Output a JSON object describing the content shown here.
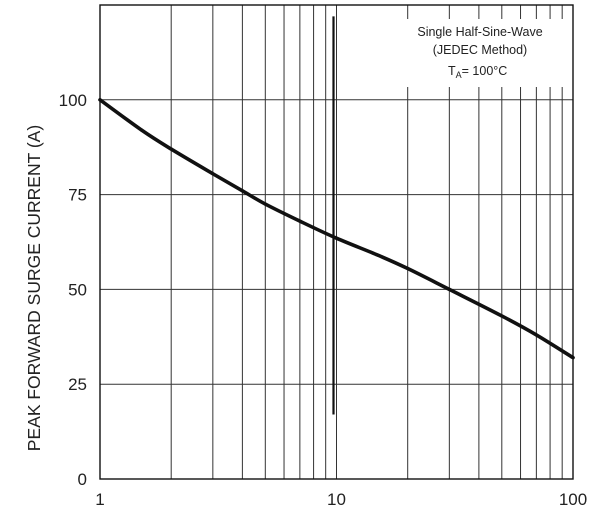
{
  "chart_data": {
    "type": "line",
    "x_scale": "log",
    "xlim": [
      1,
      100
    ],
    "ylim": [
      0,
      125
    ],
    "grid": true,
    "xlabel": "",
    "ylabel": "PEAK FORWARD SURGE CURRENT (A)",
    "x_ticks": [
      "1",
      "10",
      "100"
    ],
    "y_ticks": [
      "0",
      "25",
      "50",
      "75",
      "100"
    ],
    "annotation": {
      "line1": "Single Half-Sine-Wave",
      "line2": "(JEDEC Method)",
      "line3_main": "T",
      "line3_sub": "A",
      "line3_rest": "= 100°C"
    },
    "series": [
      {
        "x": [
          1,
          1.5,
          2,
          3,
          4,
          5,
          7,
          10,
          15,
          20,
          30,
          50,
          70,
          100
        ],
        "y": [
          100,
          92,
          87,
          80.5,
          76,
          72.5,
          68,
          63.5,
          59,
          55.5,
          50,
          43,
          38,
          32
        ]
      }
    ]
  }
}
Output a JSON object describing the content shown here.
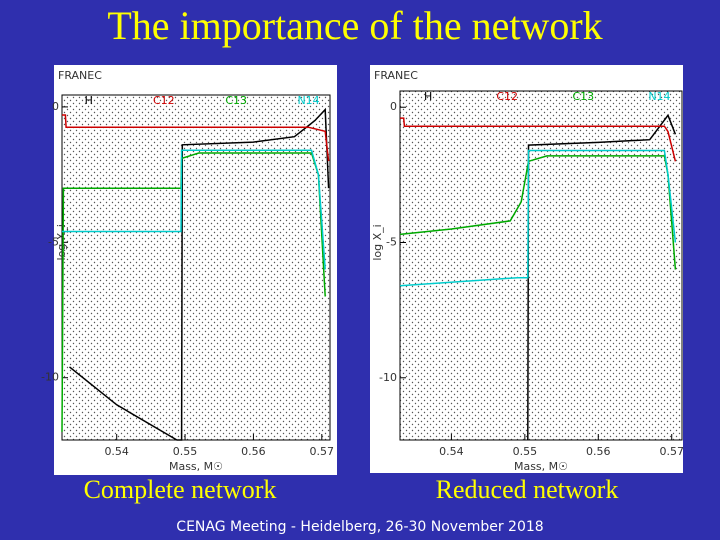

◆ ◆ ◆

*Short problem*
Without including any pictures, please restate all the records exactly.

*Solution for this exercise*
Output a JSON object describing the content shown here.
{
  "chart_data": {
    "type": "line",
    "x_scale": "log",
    "xlim": [
      1,
      100
    ],
    "ylim": [
      0,
      125
    ],
    "grid": true,
    "xlabel": "",
    "ylabel": "PEAK FORWARD SURGE CURRENT (A)",
    "x_ticks": [
      "1",
      "10",
      "100"
    ],
    "y_ticks": [
      "0",
      "25",
      "50",
      "75",
      "100"
    ],
    "annotation": {
      "line1": "Single Half-Sine-Wave",
      "line2": "(JEDEC Method)",
      "line3_main": "T",
      "line3_sub": "A",
      "line3_rest": "= 100°C"
    },
    "series": [
      {
        "x": [
          1,
          1.5,
          2,
          3,
          4,
          5,
          7,
          10,
          15,
          20,
          30,
          50,
          70,
          100
        ],
        "y": [
          100,
          92,
          87,
          80.5,
          76,
          72.5,
          68,
          63.5,
          59,
          55.5,
          50,
          43,
          38,
          32
        ]
      }
    ]
  }
}
Output a JSON object describing the content shown here.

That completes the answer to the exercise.